(Problem to work on) Extract all lines containing "only".
################
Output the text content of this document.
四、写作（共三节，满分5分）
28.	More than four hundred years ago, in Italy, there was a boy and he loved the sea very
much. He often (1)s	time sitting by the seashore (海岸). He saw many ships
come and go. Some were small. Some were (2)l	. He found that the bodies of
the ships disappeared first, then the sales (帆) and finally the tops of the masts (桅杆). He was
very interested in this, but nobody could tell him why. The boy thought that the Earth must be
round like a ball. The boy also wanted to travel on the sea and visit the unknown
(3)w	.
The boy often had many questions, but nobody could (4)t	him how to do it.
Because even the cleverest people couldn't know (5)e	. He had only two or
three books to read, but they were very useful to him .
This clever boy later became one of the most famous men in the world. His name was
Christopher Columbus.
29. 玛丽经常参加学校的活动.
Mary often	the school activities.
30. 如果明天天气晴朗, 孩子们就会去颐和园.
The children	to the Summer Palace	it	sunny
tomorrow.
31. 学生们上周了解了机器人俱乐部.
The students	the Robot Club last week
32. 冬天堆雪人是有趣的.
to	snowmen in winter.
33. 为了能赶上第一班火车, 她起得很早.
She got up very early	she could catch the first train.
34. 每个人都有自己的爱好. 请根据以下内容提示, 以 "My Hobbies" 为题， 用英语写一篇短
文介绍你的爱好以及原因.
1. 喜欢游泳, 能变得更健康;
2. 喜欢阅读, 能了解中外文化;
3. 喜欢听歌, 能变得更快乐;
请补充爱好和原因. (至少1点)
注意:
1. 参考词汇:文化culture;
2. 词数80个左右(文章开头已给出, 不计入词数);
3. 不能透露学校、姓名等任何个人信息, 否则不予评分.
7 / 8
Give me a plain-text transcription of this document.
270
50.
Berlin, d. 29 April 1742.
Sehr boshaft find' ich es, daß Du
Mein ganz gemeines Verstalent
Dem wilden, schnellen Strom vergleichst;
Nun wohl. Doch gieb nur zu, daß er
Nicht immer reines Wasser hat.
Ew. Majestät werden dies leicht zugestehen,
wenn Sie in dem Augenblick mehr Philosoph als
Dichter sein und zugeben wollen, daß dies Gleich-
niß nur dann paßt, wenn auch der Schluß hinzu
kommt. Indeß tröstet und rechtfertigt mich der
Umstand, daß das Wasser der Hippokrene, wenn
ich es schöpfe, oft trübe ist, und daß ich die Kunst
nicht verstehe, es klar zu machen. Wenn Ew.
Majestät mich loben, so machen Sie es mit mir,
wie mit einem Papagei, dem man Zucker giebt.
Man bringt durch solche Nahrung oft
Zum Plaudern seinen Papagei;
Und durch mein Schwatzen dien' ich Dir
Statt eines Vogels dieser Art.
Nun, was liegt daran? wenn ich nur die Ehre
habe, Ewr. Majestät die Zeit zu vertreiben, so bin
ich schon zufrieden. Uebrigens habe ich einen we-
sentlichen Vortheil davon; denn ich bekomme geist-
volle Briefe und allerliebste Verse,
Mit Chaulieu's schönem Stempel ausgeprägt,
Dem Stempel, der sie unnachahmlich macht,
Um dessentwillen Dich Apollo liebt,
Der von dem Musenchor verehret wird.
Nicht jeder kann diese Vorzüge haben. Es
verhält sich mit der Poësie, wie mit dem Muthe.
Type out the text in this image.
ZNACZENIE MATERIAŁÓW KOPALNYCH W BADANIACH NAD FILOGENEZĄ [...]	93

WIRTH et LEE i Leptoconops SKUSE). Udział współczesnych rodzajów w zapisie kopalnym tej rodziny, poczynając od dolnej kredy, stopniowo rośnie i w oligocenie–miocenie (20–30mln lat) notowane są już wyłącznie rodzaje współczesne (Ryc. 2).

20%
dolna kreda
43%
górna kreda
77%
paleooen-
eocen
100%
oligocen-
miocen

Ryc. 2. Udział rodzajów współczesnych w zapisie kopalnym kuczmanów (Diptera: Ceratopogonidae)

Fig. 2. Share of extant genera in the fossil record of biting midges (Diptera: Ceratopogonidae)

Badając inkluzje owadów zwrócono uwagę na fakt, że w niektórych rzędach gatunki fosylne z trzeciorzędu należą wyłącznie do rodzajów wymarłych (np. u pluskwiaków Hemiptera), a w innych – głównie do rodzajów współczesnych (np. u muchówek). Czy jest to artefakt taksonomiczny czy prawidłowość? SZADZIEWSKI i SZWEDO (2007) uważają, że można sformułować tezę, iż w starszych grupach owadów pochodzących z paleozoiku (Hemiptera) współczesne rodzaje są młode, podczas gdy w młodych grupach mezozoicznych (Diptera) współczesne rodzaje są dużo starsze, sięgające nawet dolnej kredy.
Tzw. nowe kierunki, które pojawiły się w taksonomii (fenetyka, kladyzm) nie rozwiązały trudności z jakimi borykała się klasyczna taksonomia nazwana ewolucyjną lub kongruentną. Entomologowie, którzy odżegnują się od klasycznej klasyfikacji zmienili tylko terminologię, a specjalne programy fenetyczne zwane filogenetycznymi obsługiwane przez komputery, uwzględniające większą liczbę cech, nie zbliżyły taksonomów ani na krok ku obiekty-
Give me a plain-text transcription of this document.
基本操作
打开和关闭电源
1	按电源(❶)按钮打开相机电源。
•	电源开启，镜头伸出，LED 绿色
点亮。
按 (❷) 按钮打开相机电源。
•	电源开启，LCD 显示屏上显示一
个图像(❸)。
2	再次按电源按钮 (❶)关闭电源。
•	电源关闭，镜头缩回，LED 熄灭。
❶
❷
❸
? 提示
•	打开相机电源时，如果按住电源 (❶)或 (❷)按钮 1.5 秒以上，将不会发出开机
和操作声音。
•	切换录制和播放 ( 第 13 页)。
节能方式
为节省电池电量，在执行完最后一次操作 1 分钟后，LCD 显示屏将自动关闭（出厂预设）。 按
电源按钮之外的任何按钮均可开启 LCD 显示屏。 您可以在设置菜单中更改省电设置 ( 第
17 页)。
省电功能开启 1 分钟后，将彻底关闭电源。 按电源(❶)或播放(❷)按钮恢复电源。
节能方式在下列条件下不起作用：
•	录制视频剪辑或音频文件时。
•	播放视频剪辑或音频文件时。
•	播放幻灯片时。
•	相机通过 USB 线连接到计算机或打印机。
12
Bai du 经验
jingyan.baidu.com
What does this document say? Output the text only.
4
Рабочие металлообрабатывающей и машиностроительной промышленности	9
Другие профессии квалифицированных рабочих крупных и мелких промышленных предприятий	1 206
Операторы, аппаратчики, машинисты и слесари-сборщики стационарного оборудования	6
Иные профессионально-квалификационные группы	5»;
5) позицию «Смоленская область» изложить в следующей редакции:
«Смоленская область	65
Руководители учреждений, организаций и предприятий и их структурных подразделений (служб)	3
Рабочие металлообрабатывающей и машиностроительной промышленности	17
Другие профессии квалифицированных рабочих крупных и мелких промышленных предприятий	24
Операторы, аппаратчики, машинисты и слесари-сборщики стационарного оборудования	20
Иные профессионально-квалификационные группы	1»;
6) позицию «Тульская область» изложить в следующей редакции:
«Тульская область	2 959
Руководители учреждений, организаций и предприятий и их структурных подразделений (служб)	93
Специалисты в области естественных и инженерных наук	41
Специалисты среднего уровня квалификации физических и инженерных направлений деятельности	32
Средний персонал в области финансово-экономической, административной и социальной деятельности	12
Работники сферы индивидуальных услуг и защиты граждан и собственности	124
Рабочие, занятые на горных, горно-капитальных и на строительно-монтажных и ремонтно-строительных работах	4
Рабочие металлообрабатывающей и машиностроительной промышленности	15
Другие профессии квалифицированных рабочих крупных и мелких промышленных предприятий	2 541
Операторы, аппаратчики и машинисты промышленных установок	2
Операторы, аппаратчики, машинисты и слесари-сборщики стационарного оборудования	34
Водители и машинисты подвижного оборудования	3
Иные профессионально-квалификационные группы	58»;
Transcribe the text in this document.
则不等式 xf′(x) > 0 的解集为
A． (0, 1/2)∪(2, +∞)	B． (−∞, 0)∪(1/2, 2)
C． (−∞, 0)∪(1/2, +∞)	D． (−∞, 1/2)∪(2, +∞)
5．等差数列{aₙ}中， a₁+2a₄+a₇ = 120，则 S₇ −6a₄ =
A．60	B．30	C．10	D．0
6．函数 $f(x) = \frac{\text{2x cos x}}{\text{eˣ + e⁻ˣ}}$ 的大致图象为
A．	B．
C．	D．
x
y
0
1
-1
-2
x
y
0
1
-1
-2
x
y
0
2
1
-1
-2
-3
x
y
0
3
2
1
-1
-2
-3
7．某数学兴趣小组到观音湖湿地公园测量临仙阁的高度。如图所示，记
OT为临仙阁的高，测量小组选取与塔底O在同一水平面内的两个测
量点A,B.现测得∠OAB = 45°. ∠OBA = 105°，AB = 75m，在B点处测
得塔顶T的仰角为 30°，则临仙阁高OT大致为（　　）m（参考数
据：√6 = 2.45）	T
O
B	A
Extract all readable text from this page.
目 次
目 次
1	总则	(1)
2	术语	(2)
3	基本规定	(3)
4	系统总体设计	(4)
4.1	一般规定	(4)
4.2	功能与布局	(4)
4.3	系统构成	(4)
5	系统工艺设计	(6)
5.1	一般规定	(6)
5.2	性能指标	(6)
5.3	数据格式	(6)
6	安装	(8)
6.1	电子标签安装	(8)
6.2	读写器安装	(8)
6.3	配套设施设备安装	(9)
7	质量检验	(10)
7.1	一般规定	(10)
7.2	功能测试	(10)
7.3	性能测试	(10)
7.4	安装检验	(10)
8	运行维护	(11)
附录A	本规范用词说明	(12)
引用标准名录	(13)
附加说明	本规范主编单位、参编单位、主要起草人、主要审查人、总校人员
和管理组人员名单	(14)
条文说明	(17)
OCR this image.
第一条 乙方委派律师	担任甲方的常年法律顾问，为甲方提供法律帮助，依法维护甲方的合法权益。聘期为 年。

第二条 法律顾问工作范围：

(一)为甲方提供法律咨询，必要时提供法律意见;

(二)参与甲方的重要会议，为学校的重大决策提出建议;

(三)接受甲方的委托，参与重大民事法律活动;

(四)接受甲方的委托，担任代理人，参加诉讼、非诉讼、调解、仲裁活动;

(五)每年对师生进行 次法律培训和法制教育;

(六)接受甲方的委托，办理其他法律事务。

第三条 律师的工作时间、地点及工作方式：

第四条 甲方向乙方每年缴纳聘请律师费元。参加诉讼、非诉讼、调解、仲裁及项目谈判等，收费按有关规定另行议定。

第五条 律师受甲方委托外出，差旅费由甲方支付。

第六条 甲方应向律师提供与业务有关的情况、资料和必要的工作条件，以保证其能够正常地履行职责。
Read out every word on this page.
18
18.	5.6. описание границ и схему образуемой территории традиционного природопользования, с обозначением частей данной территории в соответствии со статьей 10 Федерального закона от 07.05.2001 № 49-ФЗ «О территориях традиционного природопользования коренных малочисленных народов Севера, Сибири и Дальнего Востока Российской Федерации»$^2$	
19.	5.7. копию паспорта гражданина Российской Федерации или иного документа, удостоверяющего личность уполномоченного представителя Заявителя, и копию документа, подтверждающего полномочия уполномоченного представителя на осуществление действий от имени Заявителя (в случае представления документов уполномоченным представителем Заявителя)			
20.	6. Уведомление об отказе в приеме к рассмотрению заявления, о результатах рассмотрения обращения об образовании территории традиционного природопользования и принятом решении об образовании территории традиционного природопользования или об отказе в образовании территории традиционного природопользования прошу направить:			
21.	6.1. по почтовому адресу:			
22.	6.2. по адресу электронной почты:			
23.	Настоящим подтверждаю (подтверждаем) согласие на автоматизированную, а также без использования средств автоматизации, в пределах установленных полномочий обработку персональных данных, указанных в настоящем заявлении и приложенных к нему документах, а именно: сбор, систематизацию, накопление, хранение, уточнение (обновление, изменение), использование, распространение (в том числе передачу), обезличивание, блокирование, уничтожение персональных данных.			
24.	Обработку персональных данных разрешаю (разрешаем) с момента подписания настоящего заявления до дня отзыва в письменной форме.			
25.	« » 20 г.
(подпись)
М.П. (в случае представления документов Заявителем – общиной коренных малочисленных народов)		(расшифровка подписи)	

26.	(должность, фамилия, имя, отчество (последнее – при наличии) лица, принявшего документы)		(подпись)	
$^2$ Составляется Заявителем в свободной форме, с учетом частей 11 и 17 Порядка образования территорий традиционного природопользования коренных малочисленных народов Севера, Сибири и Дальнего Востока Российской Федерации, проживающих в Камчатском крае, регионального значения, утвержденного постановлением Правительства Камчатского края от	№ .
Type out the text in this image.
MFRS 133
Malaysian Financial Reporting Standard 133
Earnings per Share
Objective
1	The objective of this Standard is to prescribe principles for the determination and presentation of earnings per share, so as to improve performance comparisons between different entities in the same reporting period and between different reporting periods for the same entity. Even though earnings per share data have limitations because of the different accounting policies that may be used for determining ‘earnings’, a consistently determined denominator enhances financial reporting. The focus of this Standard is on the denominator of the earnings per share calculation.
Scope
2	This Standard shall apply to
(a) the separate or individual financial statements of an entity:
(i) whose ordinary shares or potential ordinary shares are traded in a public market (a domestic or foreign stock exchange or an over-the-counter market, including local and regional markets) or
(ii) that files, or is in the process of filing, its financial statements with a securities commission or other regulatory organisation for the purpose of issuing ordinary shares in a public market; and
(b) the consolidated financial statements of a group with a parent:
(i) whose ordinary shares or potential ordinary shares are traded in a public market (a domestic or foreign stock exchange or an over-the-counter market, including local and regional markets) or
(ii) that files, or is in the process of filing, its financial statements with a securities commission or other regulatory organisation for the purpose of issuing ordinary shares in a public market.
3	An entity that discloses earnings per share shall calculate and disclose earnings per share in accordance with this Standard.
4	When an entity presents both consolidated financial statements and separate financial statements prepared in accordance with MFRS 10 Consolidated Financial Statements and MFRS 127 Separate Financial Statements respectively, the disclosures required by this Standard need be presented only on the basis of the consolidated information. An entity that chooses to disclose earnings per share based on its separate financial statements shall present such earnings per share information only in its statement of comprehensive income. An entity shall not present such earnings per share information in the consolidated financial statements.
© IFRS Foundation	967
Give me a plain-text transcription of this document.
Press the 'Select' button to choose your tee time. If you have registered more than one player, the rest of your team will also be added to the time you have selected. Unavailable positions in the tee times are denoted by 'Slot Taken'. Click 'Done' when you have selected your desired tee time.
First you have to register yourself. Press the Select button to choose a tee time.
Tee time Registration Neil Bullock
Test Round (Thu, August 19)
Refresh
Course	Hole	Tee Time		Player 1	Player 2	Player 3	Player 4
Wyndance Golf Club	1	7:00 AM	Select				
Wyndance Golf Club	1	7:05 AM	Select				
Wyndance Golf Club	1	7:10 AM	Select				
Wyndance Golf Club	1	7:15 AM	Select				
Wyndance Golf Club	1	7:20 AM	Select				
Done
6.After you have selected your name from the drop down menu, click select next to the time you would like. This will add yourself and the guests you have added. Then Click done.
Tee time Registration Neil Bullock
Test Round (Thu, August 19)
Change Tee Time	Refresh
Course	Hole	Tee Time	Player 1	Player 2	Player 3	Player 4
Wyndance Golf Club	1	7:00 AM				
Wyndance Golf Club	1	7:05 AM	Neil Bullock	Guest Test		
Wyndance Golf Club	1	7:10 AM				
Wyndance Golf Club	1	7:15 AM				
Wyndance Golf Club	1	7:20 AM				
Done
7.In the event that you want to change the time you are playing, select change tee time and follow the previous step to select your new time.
################
(Expected answer)
Because even the cleverest people couldn't know (5)e	. He had only two or
What does this document say? Output the text only.
4	When an entity presents both consolidated financial statements and separate financial statements prepared in accordance with MFRS 10 Consolidated Financial Statements and MFRS 127 Separate Financial Statements respectively, the disclosures required by this Standard need be presented only on the basis of the consolidated information. An entity that chooses to disclose earnings per share based on its separate financial statements shall present such earnings per share information only in its statement of comprehensive income. An entity shall not present such earnings per share information in the consolidated financial statements.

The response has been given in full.